▸ **Задания**:
1 – С кем, согласно тексту о Бродском, он планировал угнать самолёт?
2 – Верны ли по тексту о Бродском следующие утверждения? Ответьте «да» или «нет» и приведите точную цитату. (а) Идею эмиграции Бродский и его друг лелеяли с 1960 года. (б) Автор считает, что быстрый путь Бродского к Нобелевской премии объясняется силой его таланта. (в) Бродский называл себя американским гражданином.
3 – Выпишите все высказывания, которые текст о Бродском приводит как слова самого Бродского.

Много говорят о том, что он не хотел-де уезжать из СССР. Не хотел эмиграции. Но как же быть с планом несостоявшегося угона самолёта с его другом и бывшим лётчиком Олегом Шахматовым, этим «планом» Бродский козырял и потом как едва не свершившимся фактом. Желал уехать, конечно же. Идею об эмиграции лелеяли оба… уже с 1960 года.
Вообще, дистанция огромная, во мгновение ока пройденная И. Бродским от самиздата до Нобелевской премии, – не случайна и характеризует не силу таланта, а мощь мировых импресарио и мирового закулисья, которые по своим подводным течениям, следуя им, назначают нобелевских лауреатов, - они и раньше, задолго до Бродского рождения имели такую власть, такие связи… И здесь: уесть Советскую власть – желание открыто, понятно. По многим «пунктам» совпадает. 
Но какой мертвечиной веет от его «Двадцати сонетов Марии Стюарт»! Вот уж подлинно прозекторский опыт заметен. Подготовить к погребению. «Прощайте, м-мзель Вероника» и проч., и проч… Завидное терпение надо иметь, чтобы заставить себя дочитать всё это до конца. Он и сам чувствовал это, признавал. И говорил тогда: «Иногда мне странно думать, что я могу написать всё, что я захочу, и это будет напечатано». Или: «Меня упрекают во всём, окромя погоды»… 
Вообще, судьба Бродского – показательна тем, как можно слепить гения, при желании, из кого угодно. Его признание: «Я – еврей, русский поэт и американский гражданин» говорит о том, что он понимал свою вполне даже дутую значимость. Великих поэтов без корней не бывает. Дерево без корней может быть только декоративным, то есть искусственно выращенным, срубленным. Этакая икебана. А значит – генофонд этого «изделия» представляет ценность весьма всё-таки сомнительную.

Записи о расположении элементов

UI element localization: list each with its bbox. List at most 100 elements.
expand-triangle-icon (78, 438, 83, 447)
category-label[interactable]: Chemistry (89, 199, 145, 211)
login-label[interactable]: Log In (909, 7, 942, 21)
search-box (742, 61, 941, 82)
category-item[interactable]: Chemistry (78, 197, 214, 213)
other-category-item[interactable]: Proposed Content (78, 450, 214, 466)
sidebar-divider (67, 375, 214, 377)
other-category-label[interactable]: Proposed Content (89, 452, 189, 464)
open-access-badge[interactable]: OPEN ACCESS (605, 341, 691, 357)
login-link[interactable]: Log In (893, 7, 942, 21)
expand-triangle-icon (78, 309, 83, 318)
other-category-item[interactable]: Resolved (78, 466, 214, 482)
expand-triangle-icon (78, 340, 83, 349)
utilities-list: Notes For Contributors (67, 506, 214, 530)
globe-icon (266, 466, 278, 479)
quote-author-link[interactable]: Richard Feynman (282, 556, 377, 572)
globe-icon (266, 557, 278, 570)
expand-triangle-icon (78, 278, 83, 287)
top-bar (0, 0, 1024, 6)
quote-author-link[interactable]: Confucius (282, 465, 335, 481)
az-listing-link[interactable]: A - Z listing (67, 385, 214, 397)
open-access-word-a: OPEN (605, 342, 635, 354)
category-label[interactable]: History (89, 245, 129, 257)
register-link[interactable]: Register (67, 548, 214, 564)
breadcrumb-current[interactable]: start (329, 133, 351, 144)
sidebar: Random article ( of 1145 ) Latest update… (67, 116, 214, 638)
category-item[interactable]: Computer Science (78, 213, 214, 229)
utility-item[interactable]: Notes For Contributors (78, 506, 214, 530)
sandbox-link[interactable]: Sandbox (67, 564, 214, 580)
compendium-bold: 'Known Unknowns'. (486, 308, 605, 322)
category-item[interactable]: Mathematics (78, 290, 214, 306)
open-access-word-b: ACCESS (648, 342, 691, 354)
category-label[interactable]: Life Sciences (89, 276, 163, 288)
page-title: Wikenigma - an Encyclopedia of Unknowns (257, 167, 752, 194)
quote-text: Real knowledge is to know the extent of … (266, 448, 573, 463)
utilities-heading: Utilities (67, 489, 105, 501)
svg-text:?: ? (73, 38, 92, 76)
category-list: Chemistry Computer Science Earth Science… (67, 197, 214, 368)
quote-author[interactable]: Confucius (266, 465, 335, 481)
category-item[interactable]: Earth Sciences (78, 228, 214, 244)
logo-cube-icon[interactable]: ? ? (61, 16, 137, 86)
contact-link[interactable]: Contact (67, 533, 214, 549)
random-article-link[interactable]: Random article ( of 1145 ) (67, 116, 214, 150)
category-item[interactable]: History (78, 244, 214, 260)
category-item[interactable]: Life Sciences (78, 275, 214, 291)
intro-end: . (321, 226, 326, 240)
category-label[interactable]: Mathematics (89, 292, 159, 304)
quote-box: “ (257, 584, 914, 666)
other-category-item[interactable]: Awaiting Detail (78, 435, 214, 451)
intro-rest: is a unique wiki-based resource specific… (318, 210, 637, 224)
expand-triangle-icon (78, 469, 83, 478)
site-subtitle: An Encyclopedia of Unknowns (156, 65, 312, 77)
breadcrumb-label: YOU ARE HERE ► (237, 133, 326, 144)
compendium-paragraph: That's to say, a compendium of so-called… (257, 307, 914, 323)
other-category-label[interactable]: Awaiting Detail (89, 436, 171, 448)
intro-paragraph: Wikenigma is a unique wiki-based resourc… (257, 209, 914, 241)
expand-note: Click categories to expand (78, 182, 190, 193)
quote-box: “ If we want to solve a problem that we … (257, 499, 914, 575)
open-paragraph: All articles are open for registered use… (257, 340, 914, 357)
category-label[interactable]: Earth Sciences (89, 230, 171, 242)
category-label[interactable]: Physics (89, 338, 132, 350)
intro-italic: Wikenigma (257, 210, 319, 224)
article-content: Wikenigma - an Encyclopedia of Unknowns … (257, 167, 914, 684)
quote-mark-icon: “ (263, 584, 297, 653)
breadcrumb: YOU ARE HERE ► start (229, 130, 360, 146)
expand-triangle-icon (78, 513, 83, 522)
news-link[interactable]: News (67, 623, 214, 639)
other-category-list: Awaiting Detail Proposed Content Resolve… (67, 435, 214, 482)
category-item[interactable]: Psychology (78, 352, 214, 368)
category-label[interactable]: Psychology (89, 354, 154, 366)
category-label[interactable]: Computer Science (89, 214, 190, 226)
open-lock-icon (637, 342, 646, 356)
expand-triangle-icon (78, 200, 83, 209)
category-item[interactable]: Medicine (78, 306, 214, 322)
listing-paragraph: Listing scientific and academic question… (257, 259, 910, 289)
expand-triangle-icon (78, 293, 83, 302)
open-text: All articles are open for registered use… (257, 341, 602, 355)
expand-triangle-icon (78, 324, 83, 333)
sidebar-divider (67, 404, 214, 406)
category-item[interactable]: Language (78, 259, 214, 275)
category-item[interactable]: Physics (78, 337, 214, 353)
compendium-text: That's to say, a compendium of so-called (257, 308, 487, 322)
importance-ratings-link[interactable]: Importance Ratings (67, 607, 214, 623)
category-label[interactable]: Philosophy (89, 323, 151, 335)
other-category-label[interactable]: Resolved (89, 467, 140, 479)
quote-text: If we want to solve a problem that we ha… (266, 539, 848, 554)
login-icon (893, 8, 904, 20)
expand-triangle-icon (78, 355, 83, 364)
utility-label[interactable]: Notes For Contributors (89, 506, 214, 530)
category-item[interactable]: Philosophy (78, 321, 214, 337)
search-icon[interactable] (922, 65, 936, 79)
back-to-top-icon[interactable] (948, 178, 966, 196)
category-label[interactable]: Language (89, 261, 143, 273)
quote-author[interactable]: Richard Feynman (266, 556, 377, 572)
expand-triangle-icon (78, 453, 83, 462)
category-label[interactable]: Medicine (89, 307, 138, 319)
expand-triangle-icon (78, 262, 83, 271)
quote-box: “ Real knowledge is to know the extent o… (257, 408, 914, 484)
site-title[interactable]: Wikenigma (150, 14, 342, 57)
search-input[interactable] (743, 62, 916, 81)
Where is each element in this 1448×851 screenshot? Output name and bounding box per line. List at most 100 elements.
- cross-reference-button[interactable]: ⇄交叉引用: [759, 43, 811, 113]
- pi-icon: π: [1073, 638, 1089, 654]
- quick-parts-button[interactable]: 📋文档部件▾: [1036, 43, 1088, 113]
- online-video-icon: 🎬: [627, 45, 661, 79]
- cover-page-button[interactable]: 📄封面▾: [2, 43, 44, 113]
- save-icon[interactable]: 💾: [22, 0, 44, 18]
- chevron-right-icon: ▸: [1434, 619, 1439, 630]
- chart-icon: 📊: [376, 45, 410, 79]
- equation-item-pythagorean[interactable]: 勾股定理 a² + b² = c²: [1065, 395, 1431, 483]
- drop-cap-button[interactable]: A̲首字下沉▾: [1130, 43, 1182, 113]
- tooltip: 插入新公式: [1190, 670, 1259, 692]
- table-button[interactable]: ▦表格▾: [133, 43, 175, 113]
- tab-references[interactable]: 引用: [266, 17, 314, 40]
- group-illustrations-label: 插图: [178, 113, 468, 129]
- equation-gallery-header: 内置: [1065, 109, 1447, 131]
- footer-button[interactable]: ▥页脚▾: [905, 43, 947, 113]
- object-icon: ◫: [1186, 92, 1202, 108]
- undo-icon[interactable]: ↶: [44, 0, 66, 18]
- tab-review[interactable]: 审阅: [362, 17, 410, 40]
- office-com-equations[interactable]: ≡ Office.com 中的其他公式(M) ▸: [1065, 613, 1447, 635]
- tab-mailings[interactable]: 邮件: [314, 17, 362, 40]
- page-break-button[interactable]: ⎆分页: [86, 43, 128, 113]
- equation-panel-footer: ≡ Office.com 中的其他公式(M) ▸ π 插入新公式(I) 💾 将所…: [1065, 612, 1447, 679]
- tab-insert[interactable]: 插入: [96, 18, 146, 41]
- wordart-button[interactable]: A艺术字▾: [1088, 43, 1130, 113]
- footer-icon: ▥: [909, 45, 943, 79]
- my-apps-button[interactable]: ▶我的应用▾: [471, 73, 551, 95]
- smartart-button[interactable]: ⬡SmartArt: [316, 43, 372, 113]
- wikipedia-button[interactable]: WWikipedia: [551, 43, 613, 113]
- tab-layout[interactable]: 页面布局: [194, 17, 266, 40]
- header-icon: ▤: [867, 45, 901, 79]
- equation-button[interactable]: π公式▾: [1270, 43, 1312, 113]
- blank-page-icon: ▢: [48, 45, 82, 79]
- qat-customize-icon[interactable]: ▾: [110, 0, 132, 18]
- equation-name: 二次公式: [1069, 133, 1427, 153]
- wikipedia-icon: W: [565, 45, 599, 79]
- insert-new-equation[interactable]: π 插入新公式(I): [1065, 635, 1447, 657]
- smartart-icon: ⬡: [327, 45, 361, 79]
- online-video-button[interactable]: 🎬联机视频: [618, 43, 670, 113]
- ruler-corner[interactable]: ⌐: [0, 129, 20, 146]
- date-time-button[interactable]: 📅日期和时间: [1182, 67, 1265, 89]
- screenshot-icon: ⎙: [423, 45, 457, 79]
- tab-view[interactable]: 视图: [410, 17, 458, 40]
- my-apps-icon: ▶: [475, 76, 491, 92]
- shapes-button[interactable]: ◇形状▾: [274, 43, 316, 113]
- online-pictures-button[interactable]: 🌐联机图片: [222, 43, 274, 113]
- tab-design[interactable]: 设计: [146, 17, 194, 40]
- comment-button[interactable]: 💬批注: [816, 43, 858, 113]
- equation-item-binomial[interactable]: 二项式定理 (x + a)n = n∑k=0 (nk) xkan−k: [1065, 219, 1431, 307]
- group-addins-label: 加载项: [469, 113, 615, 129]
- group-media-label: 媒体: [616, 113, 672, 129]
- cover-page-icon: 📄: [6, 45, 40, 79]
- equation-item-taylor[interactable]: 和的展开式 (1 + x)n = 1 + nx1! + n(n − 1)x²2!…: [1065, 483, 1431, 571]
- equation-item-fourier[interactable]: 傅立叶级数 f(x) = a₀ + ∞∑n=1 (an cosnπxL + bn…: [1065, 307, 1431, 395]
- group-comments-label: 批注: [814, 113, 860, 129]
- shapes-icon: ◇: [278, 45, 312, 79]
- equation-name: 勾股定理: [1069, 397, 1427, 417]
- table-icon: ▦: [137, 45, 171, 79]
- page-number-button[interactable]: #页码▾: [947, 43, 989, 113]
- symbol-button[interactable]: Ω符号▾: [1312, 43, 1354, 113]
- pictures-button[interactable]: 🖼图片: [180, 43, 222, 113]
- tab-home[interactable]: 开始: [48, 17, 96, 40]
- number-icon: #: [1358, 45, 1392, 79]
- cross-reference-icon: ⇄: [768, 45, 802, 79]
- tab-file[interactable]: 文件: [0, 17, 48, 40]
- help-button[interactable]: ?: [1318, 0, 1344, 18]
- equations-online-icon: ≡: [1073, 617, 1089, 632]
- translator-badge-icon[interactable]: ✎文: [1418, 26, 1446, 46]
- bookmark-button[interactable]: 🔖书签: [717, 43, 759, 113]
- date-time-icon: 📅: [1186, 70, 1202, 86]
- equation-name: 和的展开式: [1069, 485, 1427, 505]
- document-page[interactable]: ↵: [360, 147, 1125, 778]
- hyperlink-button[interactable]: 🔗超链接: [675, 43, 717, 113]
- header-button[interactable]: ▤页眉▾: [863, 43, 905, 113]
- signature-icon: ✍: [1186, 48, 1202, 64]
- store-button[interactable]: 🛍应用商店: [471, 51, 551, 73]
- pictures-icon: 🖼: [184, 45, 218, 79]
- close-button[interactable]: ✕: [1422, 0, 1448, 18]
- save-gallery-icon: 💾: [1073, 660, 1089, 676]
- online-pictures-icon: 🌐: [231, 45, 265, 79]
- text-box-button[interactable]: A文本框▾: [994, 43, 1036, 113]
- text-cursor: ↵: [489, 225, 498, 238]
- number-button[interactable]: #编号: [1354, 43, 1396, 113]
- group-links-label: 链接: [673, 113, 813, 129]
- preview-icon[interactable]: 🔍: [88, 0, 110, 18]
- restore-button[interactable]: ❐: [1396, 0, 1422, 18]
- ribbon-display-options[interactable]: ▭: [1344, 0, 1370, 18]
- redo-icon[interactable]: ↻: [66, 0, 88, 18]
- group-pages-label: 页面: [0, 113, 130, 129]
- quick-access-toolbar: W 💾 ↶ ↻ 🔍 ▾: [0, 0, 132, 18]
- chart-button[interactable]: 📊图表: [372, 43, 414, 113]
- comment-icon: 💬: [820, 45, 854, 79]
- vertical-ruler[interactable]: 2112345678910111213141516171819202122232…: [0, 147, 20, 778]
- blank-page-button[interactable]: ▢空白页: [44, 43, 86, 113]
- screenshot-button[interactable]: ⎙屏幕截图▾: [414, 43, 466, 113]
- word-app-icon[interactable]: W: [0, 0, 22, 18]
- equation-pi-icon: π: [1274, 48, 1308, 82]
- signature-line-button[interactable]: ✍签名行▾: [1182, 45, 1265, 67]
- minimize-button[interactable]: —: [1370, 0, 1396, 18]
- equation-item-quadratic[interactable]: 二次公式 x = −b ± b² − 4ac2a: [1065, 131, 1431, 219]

▸ **Ответы по порядку**:
1 – С другом, бывшим лётчиком Олегом Шахматовым.

2 –
(а) Да: «Идею об эмиграции лелеяли оба… уже с 1960 года».
(б) Нет: «не случайна и характеризует не силу таланта, а мощь мировых импресарио и мирового закулисья».
(в) Да: «Я – еврей, русский поэт и американский гражданин».

3 –
1. «Иногда мне странно думать, что я могу написать всё, что я захочу, и это будет напечатано».
2. «Меня упрекают во всём, окромя погоды».
3. «Я – еврей, русский поэт и американский гражданин».